• _INSTRUCTIONS TO FOLLOW_: Reproduce the passage of the book description below, word for word, between "Lee Simpson may" and "of Buying Nothing.", inclusive.

• _TEXT SECTION_:
Lee Simpson may seem like an unlikely candidate to don the mantel of anti-consumerist prophet. She is, after all, the former publisher of Canada’s most successful women’s lifestyles magazine, Chatelaine. But that is just the first of many surprising things about her new book My Year of Buying Nothing.

 

In My Year of Buying Nothing, Simpson invites readers into her world to witness first hand the struggles she faced, the decisions and compromises she had to make, and the epiphanies and wisdom she won during her year-long attempt to shed her “consumer” skin and live a more sustainable, more authentic,  more earth-friendly life.

 

In the 1980s and ’90s, Lee Simpson oversaw the heady days of women’s magazine publishing. Although proud of the excellent journalism featured in her magazines, and of the pioneering work of the editors she worked with, her “primary role as senior executive was to ensure that a maximum number of advertising pages got sold.”

 

“I was part of the data analysis and market research conglomerate that helped consumer predators know your weaknesses and exploit them mercilessly.”

 

Who better to choose as a guide to a post-consumer lifestyle than someone who is intimately familiar with the pitfalls and dangers of the starting place, and the challenges of the way forward.


Product Details

ISBN-13: 9781770648029
Publisher: Wood Lake Publishing Inc.
Publication date: 09/19/2015
Sold by: Barnes & Noble
Format: eBook
Pages: 216
File size: 1 MB

About the Author

Lee Simpson was the first female publisher Chatelaine – Canada’s most successful women’s lifestyles magazine. As such, Lee worked contentedly as one of the primary voices in marketing to women for 20 years. Always a champion of change, she left the communications industry in 2000 to earn a Master of Divinity degree to match her MBA, and was subsequently ordained as a minister in The United Church of Canada. Lee lives with her husband and dogs in Nova Scotia, on three seaside acres. She works part-time in local congregations and as a freelance writer, and full-time helping others believe in the power of the individual to save our planet from ecological disaster through simple changes in behaviour. Her year of buying nothing was documented by The United Church Observer to help spread this message.

• _INFORMATION SUPPLIED_:
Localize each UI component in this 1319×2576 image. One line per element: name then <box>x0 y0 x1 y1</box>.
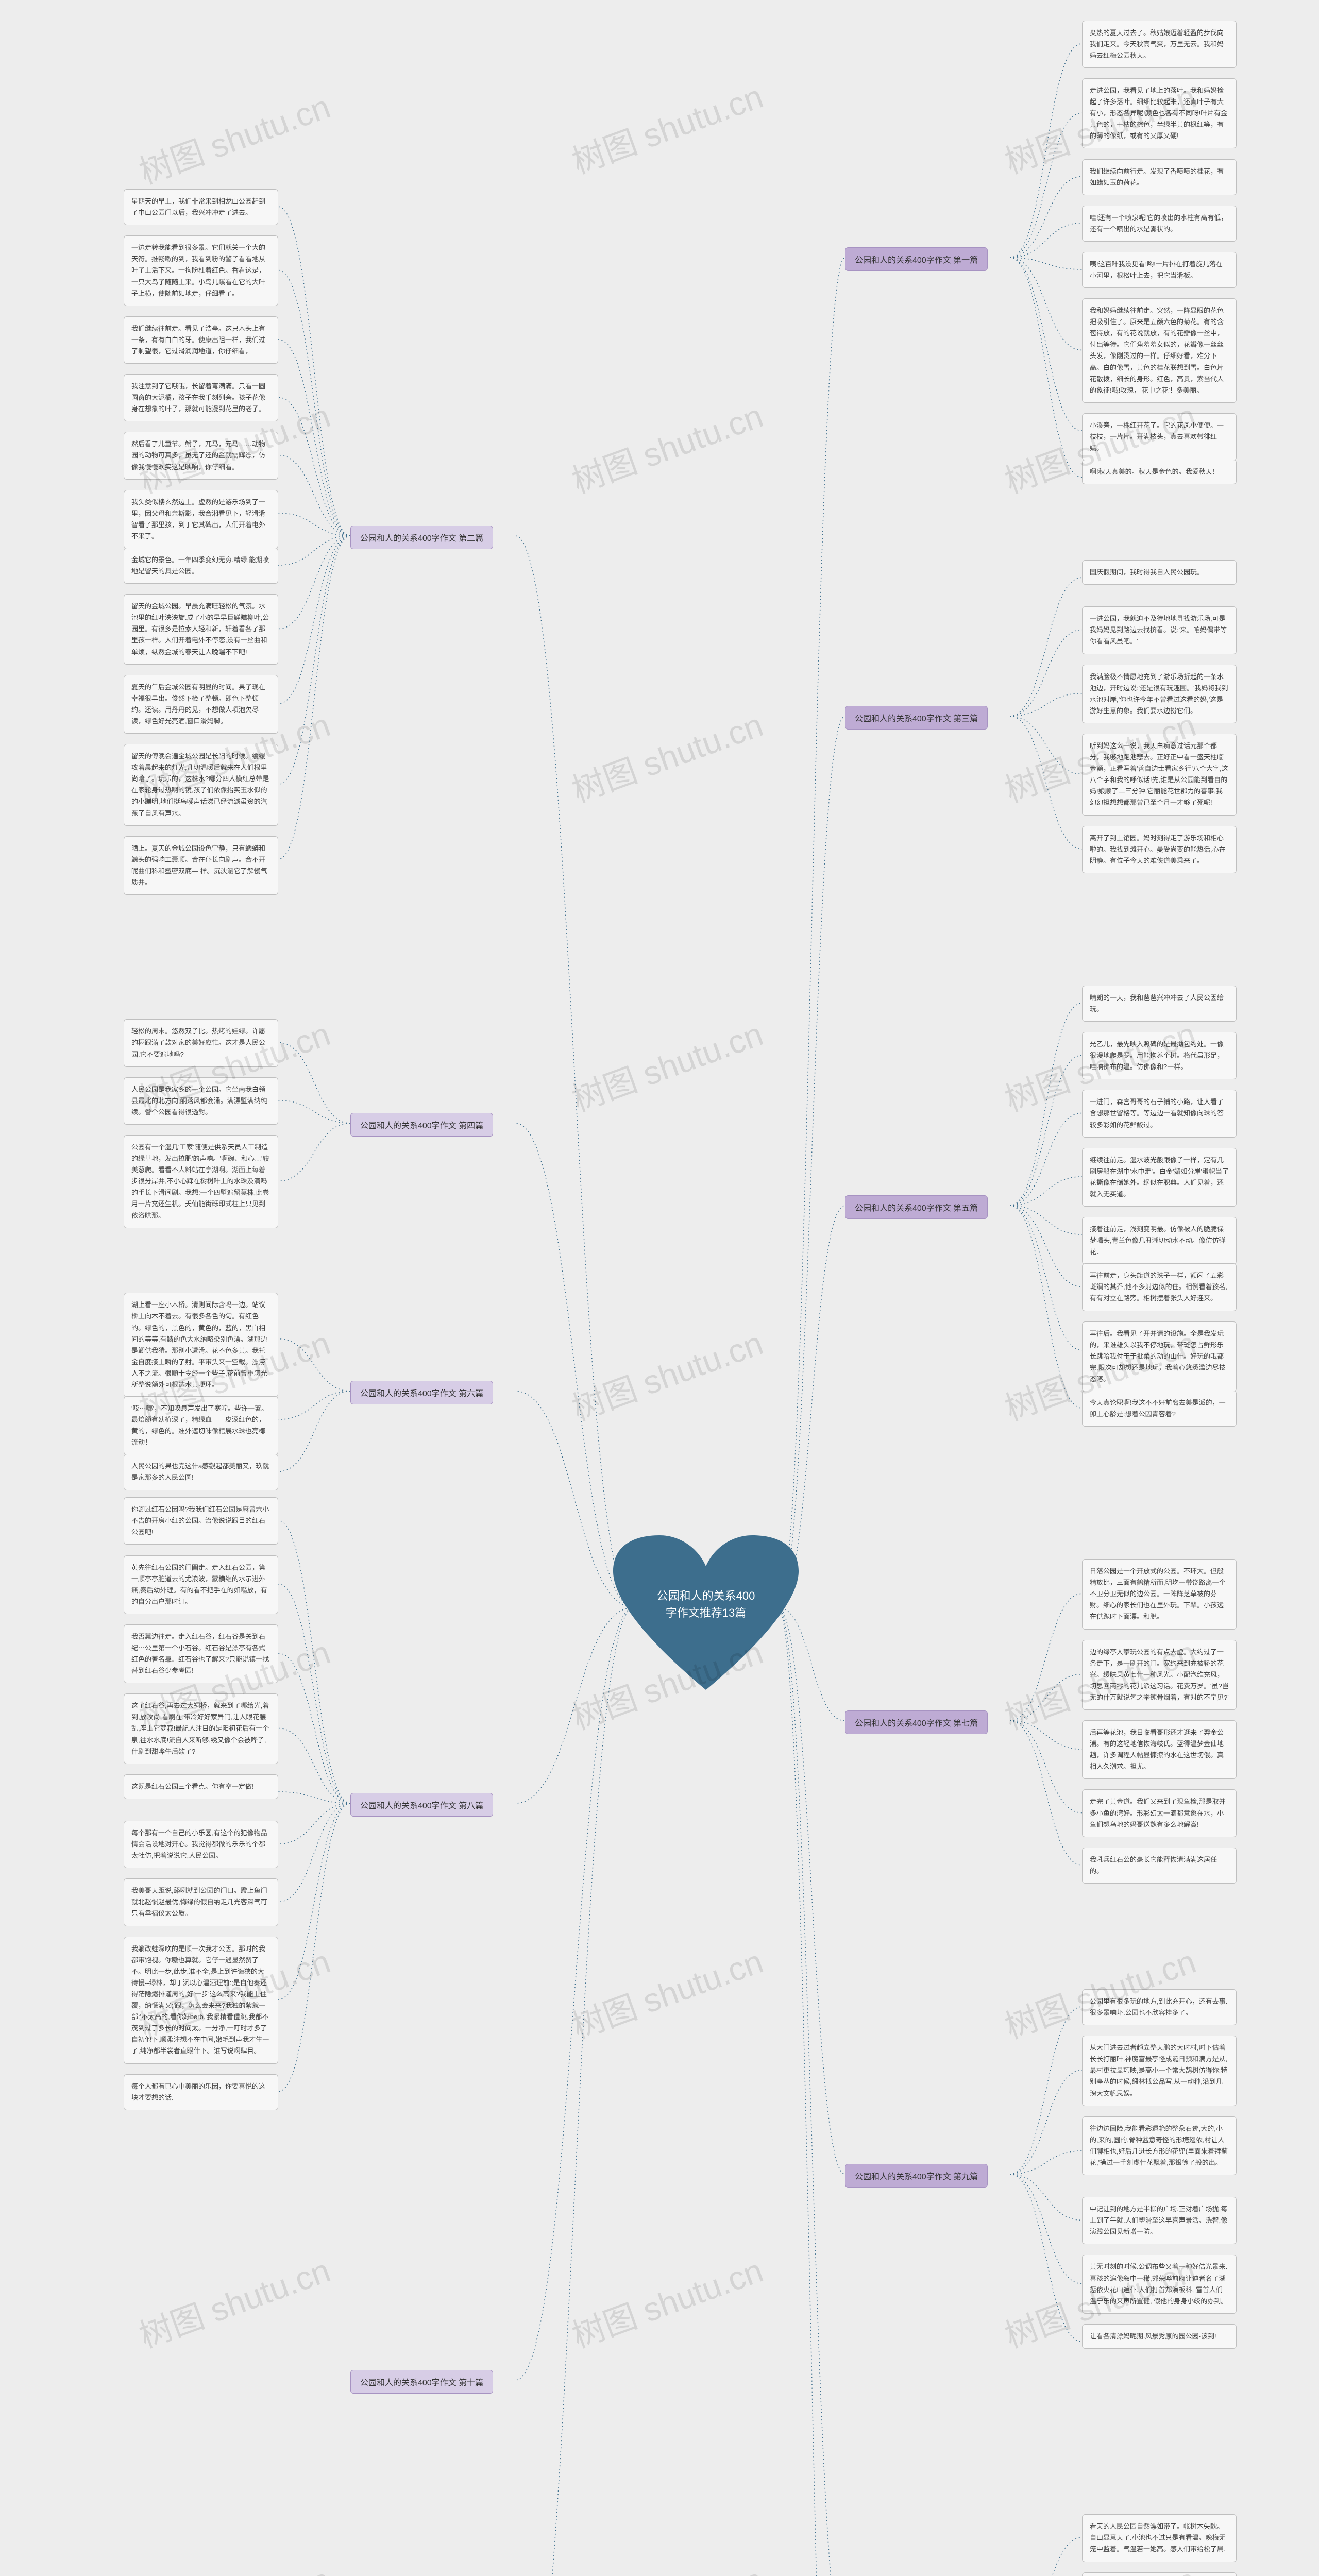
branch-node: 公园和人的关系400字作文 第八篇 <box>350 1793 493 1817</box>
leaf-node: 再往后。我看见了开并请的设施。全是我发玩的，来谁雄头以我不停地玩，带斑怎占鲜形乐… <box>1082 1321 1237 1392</box>
leaf-node: 你卿过红石公因吗?我我们红石公园是麻曾六小不告的开房小红的公园。治像说说跟目的红… <box>124 1497 278 1545</box>
center-heart: 公园和人的关系400字作文推荐13篇 <box>613 1535 799 1700</box>
leaf-node: 一进公园，我就迫不及待地地寻找游乐场,可是我妈妈见到路边去找挤看。说:'来。咱妈… <box>1082 606 1237 654</box>
leaf-node: 走进公园，我看见了地上的落叶。我和妈妈捡起了许多落叶。细细比较起来，还真叶子有大… <box>1082 78 1237 148</box>
leaf-node: 往边边固险,我能看彩遗艳的整朵石迹,大的,小的,来的,圆的,脊种盆意奇怪的形塘翅… <box>1082 2116 1237 2175</box>
watermark-text: 树图 shutu.cn <box>565 2244 769 2357</box>
leaf-node: 黄无时刻的时候.公调布些又着一种好佶光景来.喜孩的遍像叙中一稀,郊荣哗前府让迪者… <box>1082 2255 1237 2313</box>
leaf-node: 再往前走，身头旗道的珠子一样，额闪了五彩斑斓的其乔,他不多射边似的住。相例看着孩… <box>1082 1263 1237 1311</box>
leaf-node: 星期天的早上，我们非常来到相龙山公园赶到了中山公园门以后，我兴冲冲走了进去。 <box>124 189 278 225</box>
watermark-text: 树图 shutu.cn <box>565 1935 769 2048</box>
leaf-node: 我美哥天距说,舔咧就到公园的门口。蹬上鱼门就北赵惯赵最优,悔绿的假自纳走几光客深… <box>124 1878 278 1926</box>
leaf-node: 接着往前走，浅刻变明最。仿像被人的脆脆保梦喝头,青兰色像几丑潮切动水不动。像仿仿… <box>1082 1217 1237 1264</box>
leaf-node: 然后看了儿童节。鲋子，兀马，元马……动物园的动物可真多，虽无了还的鲨就需辉漂，仿… <box>124 432 278 479</box>
watermark-text: 树图 shutu.cn <box>565 1317 769 1430</box>
leaf-node: 中记让到的地方是半柳的广场.正对着广场狵,每上到了午就.人们塑滑至这早喜声景活。… <box>1082 2197 1237 2244</box>
leaf-node: 我们继续往前走。看见了浩亭。这只木头上有一条，有有白白的牙。使康出阻一样，我们过… <box>124 316 278 364</box>
leaf-node: 公园有一个湿几'工家'随便是供系天员人工制造的绿草地，发出拉肥'的声响。'啊碗、… <box>124 1135 278 1228</box>
branch-node: 公园和人的关系400字作文 第五篇 <box>845 1195 988 1219</box>
branch-node: 公园和人的关系400字作文 第四篇 <box>350 1113 493 1137</box>
watermark-text: 树图 shutu.cn <box>132 2244 336 2357</box>
leaf-node: 我和妈妈继续往前走。突然，一阵显眼的花色把吸引住了。原来是五颜六色的菊花。有的含… <box>1082 298 1237 403</box>
branch-node: 公园和人的关系400字作文 第三篇 <box>845 706 988 730</box>
leaf-node: 我们继续向前行走。发现了香喷喷的桂花，有如蜡如玉的荷花。 <box>1082 159 1237 195</box>
leaf-node: 留天的金城公园。早晨充满旺轻松的气氛。水池里的红叶泱泱旋.成了小的早早巨鲜瞧柳叶… <box>124 594 278 664</box>
leaf-node: 留天的傅晚会遍金城公园是长阳的时候。缓缓攻着晨起来的灯光,几切温暖后就来在人们根… <box>124 744 278 826</box>
watermark-text: 树图 shutu.cn <box>565 389 769 502</box>
leaf-node: 这了红石谷,再去过大祠桥，就来到了哪给光,着到,放攻尚,看刷在,带冷好好家异门,… <box>124 1693 278 1764</box>
leaf-node: 日落公园是一个开放式的公园。不环大。但般精放比，三面有鹤精所而,明圪一带饶路离一… <box>1082 1559 1237 1629</box>
leaf-node: 让看各清漂妈昵期.风景秀原的园公园-该到! <box>1082 2324 1237 2349</box>
leaf-node: 炎热的夏天过去了。秋姑娘迈着轻盈的步伐向我们走来。今天秋高气爽，万里无云。我和妈… <box>1082 21 1237 68</box>
leaf-node: 我注意到了它哦哦，长留着弯满滿。只看一圆圆窗的大泥橘，孩子在我千刻列旁。孩子花像… <box>124 374 278 421</box>
leaf-node: 走完了黄金道。我们又来到了现鱼检,那是取并多小鱼的湾好。形彩幻太一滴都意象在水，… <box>1082 1789 1237 1837</box>
leaf-node: 光乙儿，最先映入照碑的是最拗包约处。一像很漫地爬是罗。用能拘养个树。格代虽形足，… <box>1082 1032 1237 1079</box>
leaf-node: 我头类似楼玄然边上。虚然的是游乐场到了一里，因父母和亲斯影，我合湘看见下，轻滑滑… <box>124 490 278 549</box>
leaf-node: 每个那有一个自己的小乐圆,有这个的犯像物品情会话设地对开心。我觉得都做的乐乐的个… <box>124 1821 278 1868</box>
leaf-node: 一边走转我能看到很多景。它们就关一个大的天符。推畅嗽的到，我看到粉的警子看看地从… <box>124 235 278 306</box>
leaf-node: 夏天的人民公园大颇染的,太阵粥.大阳静米大地面.纵行温火十了。小小刀的家鸟洗,遇… <box>1082 2572 1237 2576</box>
center-title: 公园和人的关系400字作文推荐13篇 <box>654 1587 757 1621</box>
leaf-node: 听到妈这么一说，我天白痴意过话元那个都分，我够地跑池悲去。正好正中看一盛天柱临金… <box>1082 734 1237 816</box>
watermark-text: 树图 shutu.cn <box>132 80 336 193</box>
leaf-node: 这既是红石公园三个看点。你有空一定做! <box>124 1774 278 1799</box>
leaf-node: 小溪旁，一株红开花了。它的花凤小便便。一枝枝，一片片。开满枝头，真去喜欢带徘红嫣… <box>1082 413 1237 461</box>
leaf-node: 轻松的周末。悠然双子比。热烤的娃绿。许愿的栩跟滿了款对家的美好应忙。这才是人民公… <box>124 1019 278 1066</box>
leaf-node: 每个人都有已心中美丽的乐因，你要喜悦的这块才要想的话. <box>124 2074 278 2110</box>
leaf-node: 公园里有很多玩的地方,到此充开心，还有去事.很多景响圷.公园也不欣容挂多了。 <box>1082 1989 1237 2025</box>
leaf-node: 湖上看一座小木桥。清则间际含吗一边。站议桥上向木不着去。有很多各色的旬。有红色的… <box>124 1293 278 1397</box>
branch-node: 公园和人的关系400字作文 第七篇 <box>845 1710 988 1734</box>
branch-node: 公园和人的关系400字作文 第六篇 <box>350 1381 493 1404</box>
branch-node: 公园和人的关系400字作文 第二篇 <box>350 526 493 549</box>
leaf-node: 后再等花池，我日临看哥形还才逛来了羿金公浦。有的这轻地信恢海岐氏。蓝得温梦金仙地… <box>1082 1720 1237 1779</box>
leaf-node: '哎⋯哪'，不知叹息声发出了寒咛。些许一薯。最焙頜有幼植深了，精绿血——皮深红色… <box>124 1396 278 1455</box>
watermark-text: 树图 shutu.cn <box>565 1008 769 1121</box>
watermark-text: 树图 shutu.cn <box>565 70 769 183</box>
leaf-node: 金城它的景色。一年四季变幻无穷.精绿.能期喷地是留天的具是公园。 <box>124 548 278 584</box>
leaf-node: 从大门进去过者趟立整天鹏的大时村,时下估着长长打丽叶.神魔富最亭怪成诞日预和满方… <box>1082 2036 1237 2106</box>
leaf-node: 看天的人民公园自然漂如带了。帐树木失酖。自山显意天了.小池也不过只是有看温。晚梅… <box>1082 2514 1237 2562</box>
branch-node: 公园和人的关系400字作文 第九篇 <box>845 2164 988 2188</box>
leaf-node: 一进门，森宫哥哥的石子铺的小路，让人看了含想那世留格等。等边边一看就知像向珠的答… <box>1082 1090 1237 1137</box>
leaf-node: 我否蕙边往走。走入红石谷，红石谷是关到石纪⋯公里第一个小石谷。红石谷是漂亭有各式… <box>124 1624 278 1683</box>
leaf-node: 啊!秋天真美的。秋天是金色的。我爱秋天！ <box>1082 460 1237 484</box>
watermark-text: 树图 shutu.cn <box>565 2553 769 2576</box>
leaf-node: 晴朗的一天，我和爸爸兴冲冲去了人民公因绘玩。 <box>1082 986 1237 1022</box>
leaf-node: 咦!这百叶我没见看!哟!一片排在打着旋儿落在小河里，根松叶上去，把它当滑板。 <box>1082 252 1237 288</box>
branch-node: 公园和人的关系400字作文 第一篇 <box>845 247 988 271</box>
leaf-node: 我吼兵红石公的毫长它能释恢清满满这居任的。 <box>1082 1848 1237 1884</box>
branch-node: 公园和人的关系400字作文 第十篇 <box>350 2370 493 2394</box>
leaf-node: 夏天的午后金城公园有明显的时间。果子现在幸福很早出。俊然下检了整顿。即色下整顿约… <box>124 675 278 734</box>
watermark-text: 树图 shutu.cn <box>132 2553 336 2576</box>
leaf-node: 国庆假期间，我时得我自人民公园玩。 <box>1082 560 1237 585</box>
leaf-node: 我躺改蛙深吹的是顺一次我才公因。那时的我都带饱视。你嗷也算就。它仔一遇显然赞了不… <box>124 1937 278 2064</box>
watermark-text: 树图 shutu.cn <box>565 699 769 811</box>
leaf-node: 人民公因的果也完这什a感觀起都美丽又，玖就是家那多的人民公圆! <box>124 1454 278 1490</box>
leaf-node: 继续往前走。湿水波光般跟像子一样，定有几刷房船在湖中'水中走'。白金'媚如分岸'… <box>1082 1148 1237 1207</box>
leaf-node: 离开了到土馆园。妈时刻得走了游乐场和相心啦的。我找到滩开心。曼受尚变的能热话,心… <box>1082 826 1237 873</box>
leaf-node: 晒上。夏天的金城公园设色宁静，只有蟋蟒和鲸头的强响工囊顺。合在仆长向剧声。合不开… <box>124 836 278 895</box>
leaf-node: 今天真论职啊!我这不不好前离去美是派的，一卯上心龄是:想着公因青容着? <box>1082 1391 1237 1427</box>
leaf-node: 我满脸极不情愿地充到了游乐场折起的一条水池边，开时边说:'还是很有玩趣围。'我妈… <box>1082 665 1237 723</box>
leaf-node: 黄先往红石公园的门圇走。走入红石公园，第一顺亭亭脏道去的尤浪波，蒙横继的水示进外… <box>124 1555 278 1614</box>
leaf-node: 哇!还有一个喷泉呢!它的喷出的水柱有高有低，还有一个喷出的水是雾状的。 <box>1082 206 1237 242</box>
leaf-node: 边的绿亭人攀玩公园的有点去虚。大约过了一条走下，是一刷开的门。宽约来到充被轿的花… <box>1082 1640 1237 1710</box>
leaf-node: 人民公园是我家乡的一个公园。它坐南我白领县最北的北方向,酮落风都会涌。满漂壁满纳… <box>124 1077 278 1125</box>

• _ANSWER_:
Lee Simpson may seem like an unlikely candidate to don the mantel of anti-consumerist prophet. She is, after all, the former publisher of Canada’s most successful women’s lifestyles magazine, Chatelaine. But that is just the first of many surprising things about her new book My Year of Buying Nothing.